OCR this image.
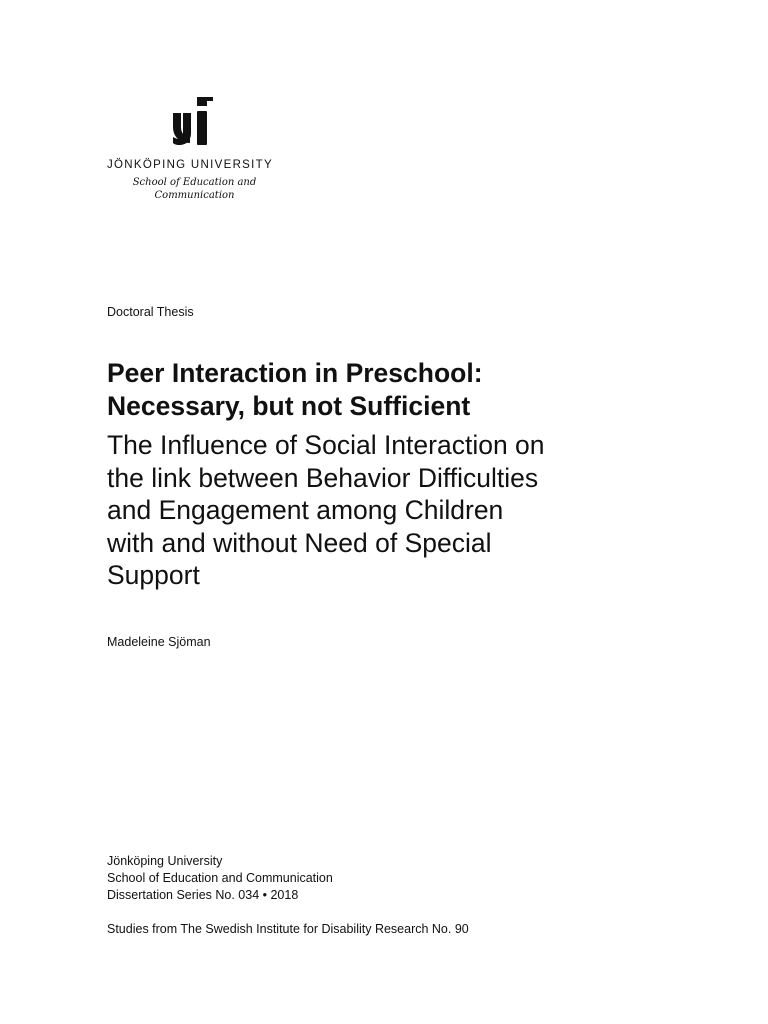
JÖNKÖPING UNIVERSITY
School of Education and
Communication
Doctoral Thesis
Peer Interaction in Preschool:
Necessary, but not Sufficient
The Influence of Social Interaction on
the link between Behavior Difficulties
and Engagement among Children
with and without Need of Special
Support
Madeleine Sjöman
Jönköping University
School of Education and Communication
Dissertation Series No. 034 • 2018
Studies from The Swedish Institute for Disability Research No. 90
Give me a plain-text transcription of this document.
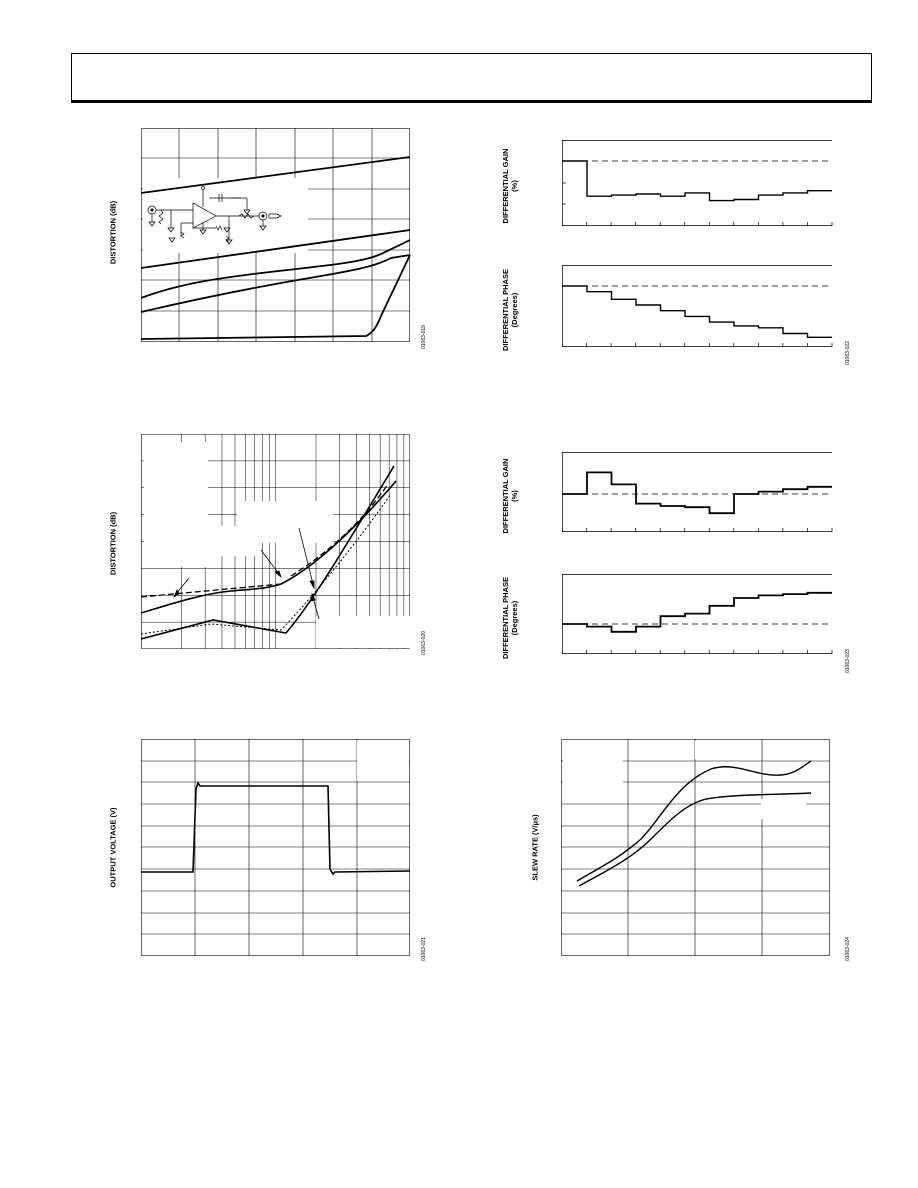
DISTORTION (dB)
01063-019
DIFFERENTIAL GAIN (%)
DIFFERENTIAL PHASE (Degrees)
01063-022
DISTORTION (dB)
01063-020
DIFFERENTIAL GAIN (%)
DIFFERENTIAL PHASE (Degrees)
01063-023
OUTPUT VOLTAGE (V)
01063-021
SLEW RATE (V/µs)
01063-024
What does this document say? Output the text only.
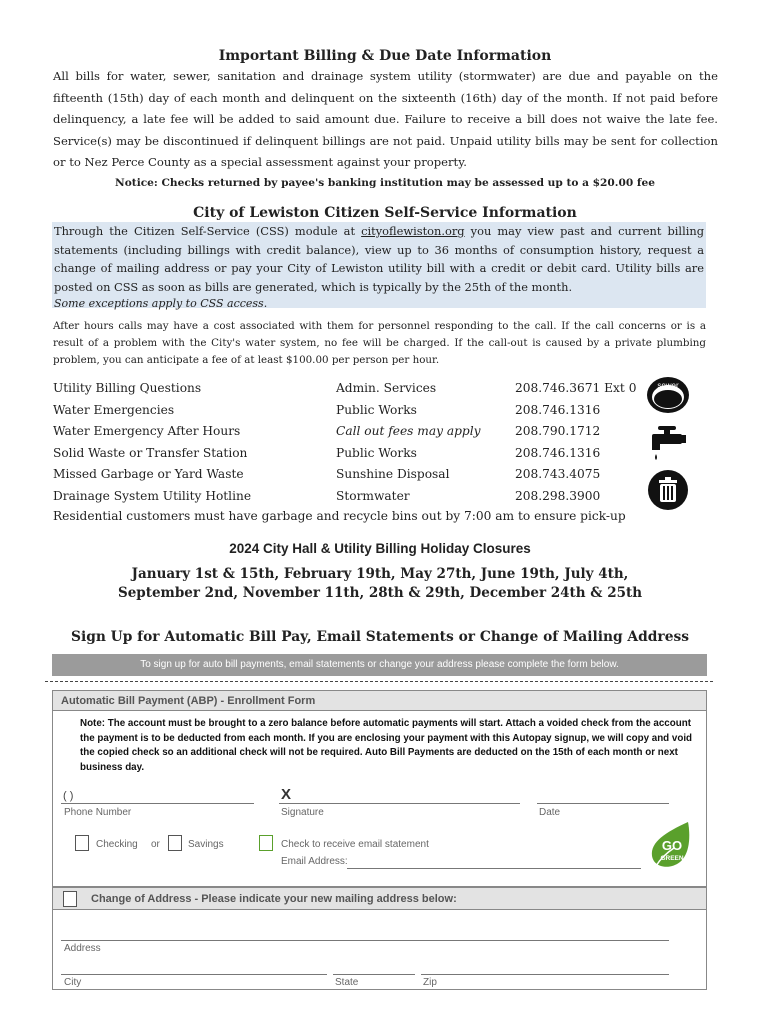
Important Billing & Due Date Information
All bills for water, sewer, sanitation and drainage system utility (stormwater) are due and payable on the fifteenth (15th) day of each month and delinquent on the sixteenth (16th) day of the month. If not paid before delinquency, a late fee will be added to said amount due. Failure to receive a bill does not waive the late fee. Service(s) may be discontinued if delinquent billings are not paid. Unpaid utility bills may be sent for collection or to Nez Perce County as a special assessment against your property.
Notice: Checks returned by payee's banking institution may be assessed up to a $20.00 fee
City of Lewiston Citizen Self-Service Information
Through the Citizen Self-Service (CSS) module at cityoflewiston.org you may view past and current billing statements (including billings with credit balance), view up to 36 months of consumption history, request a change of mailing address or pay your City of Lewiston utility bill with a credit or debit card. Utility bills are posted on CSS as soon as bills are generated, which is typically by the 25th of the month.
Some exceptions apply to CSS access.
After hours calls may have a cost associated with them for personnel responding to the call. If the call concerns or is a result of a problem with the City's water system, no fee will be charged. If the call-out is caused by a private plumbing problem, you can anticipate a fee of at least $100.00 per person per hour.
Utility Billing Questions	Admin. Services	208.746.3671 Ext 0
Water Emergencies	Public Works	208.746.1316
Water Emergency After Hours	Call out fees may apply	208.790.1712
Solid Waste or Transfer Station	Public Works	208.746.1316
Missed Garbage or Yard Waste	Sunshine Disposal	208.743.4075
Drainage System Utility Hotline	Stormwater	208.298.3900
Residential customers must have garbage and recycle bins out by 7:00 am to ensure pick-up
sewer
2024 City Hall & Utility Billing Holiday Closures
January 1st & 15th, February 19th, May 27th, June 19th, July 4th,
September 2nd, November 11th, 28th & 29th, December 24th & 25th
Sign Up for Automatic Bill Pay, Email Statements or Change of Mailing Address
To sign up for auto bill payments, email statements or change your address please complete the form below.
Automatic Bill Payment (ABP) - Enrollment Form
Note: The account must be brought to a zero balance before automatic payments will start. Attach a voided check from the account the payment is to be deducted from each month. If you are enclosing your payment with this Autopay signup, we will copy and void the copied check so an additional check will not be required. Auto Bill Payments are deducted on the 15th of each month or next business day.
( )
Phone Number
X
Signature	Date
Checking or	Savings	Check to receive email statement
Email Address:
Change of Address - Please indicate your new mailing address below:
Address
City	State	Zip
GO
GREEN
------------------------------------------------
__Aim__
Leave the pictures out and reproduce all of the records exactly.

__Answer to the task__
OCR this image.
JÖNKÖPING UNIVERSITY
School of Education and
Communication
Doctoral Thesis
Peer Interaction in Preschool:
Necessary, but not Sufficient
The Influence of Social Interaction on
the link between Behavior Difficulties
and Engagement among Children
with and without Need of Special
Support
Madeleine Sjöman
Jönköping University
School of Education and Communication
Dissertation Series No. 034 • 2018
Studies from The Swedish Institute for Disability Research No. 90
Give me a plain-text transcription of this document.
DISTORTION (dB)
01063-019
DIFFERENTIAL GAIN (%)
DIFFERENTIAL PHASE (Degrees)
01063-022
DISTORTION (dB)
01063-020
DIFFERENTIAL GAIN (%)
DIFFERENTIAL PHASE (Degrees)
01063-023
OUTPUT VOLTAGE (V)
01063-021
SLEW RATE (V/µs)
01063-024
What does this document say? Output the text only.
Important Billing & Due Date Information
All bills for water, sewer, sanitation and drainage system utility (stormwater) are due and payable on the fifteenth (15th) day of each month and delinquent on the sixteenth (16th) day of the month. If not paid before delinquency, a late fee will be added to said amount due. Failure to receive a bill does not waive the late fee. Service(s) may be discontinued if delinquent billings are not paid. Unpaid utility bills may be sent for collection or to Nez Perce County as a special assessment against your property.
Notice: Checks returned by payee's banking institution may be assessed up to a $20.00 fee
City of Lewiston Citizen Self-Service Information
Through the Citizen Self-Service (CSS) module at cityoflewiston.org you may view past and current billing statements (including billings with credit balance), view up to 36 months of consumption history, request a change of mailing address or pay your City of Lewiston utility bill with a credit or debit card. Utility bills are posted on CSS as soon as bills are generated, which is typically by the 25th of the month.
Some exceptions apply to CSS access.
After hours calls may have a cost associated with them for personnel responding to the call. If the call concerns or is a result of a problem with the City's water system, no fee will be charged. If the call-out is caused by a private plumbing problem, you can anticipate a fee of at least $100.00 per person per hour.
Utility Billing Questions	Admin. Services	208.746.3671 Ext 0
Water Emergencies	Public Works	208.746.1316
Water Emergency After Hours	Call out fees may apply	208.790.1712
Solid Waste or Transfer Station	Public Works	208.746.1316
Missed Garbage or Yard Waste	Sunshine Disposal	208.743.4075
Drainage System Utility Hotline	Stormwater	208.298.3900
Residential customers must have garbage and recycle bins out by 7:00 am to ensure pick-up
sewer
2024 City Hall & Utility Billing Holiday Closures
January 1st & 15th, February 19th, May 27th, June 19th, July 4th,
September 2nd, November 11th, 28th & 29th, December 24th & 25th
Sign Up for Automatic Bill Pay, Email Statements or Change of Mailing Address
To sign up for auto bill payments, email statements or change your address please complete the form below.
Automatic Bill Payment (ABP) - Enrollment Form
Note: The account must be brought to a zero balance before automatic payments will start. Attach a voided check from the account the payment is to be deducted from each month. If you are enclosing your payment with this Autopay signup, we will copy and void the copied check so an additional check will not be required. Auto Bill Payments are deducted on the 15th of each month or next business day.
( )
Phone Number
X
Signature	Date
Checking or	Savings	Check to receive email statement
Email Address:
Change of Address - Please indicate your new mailing address below:
Address
City	State	Zip
GO
GREEN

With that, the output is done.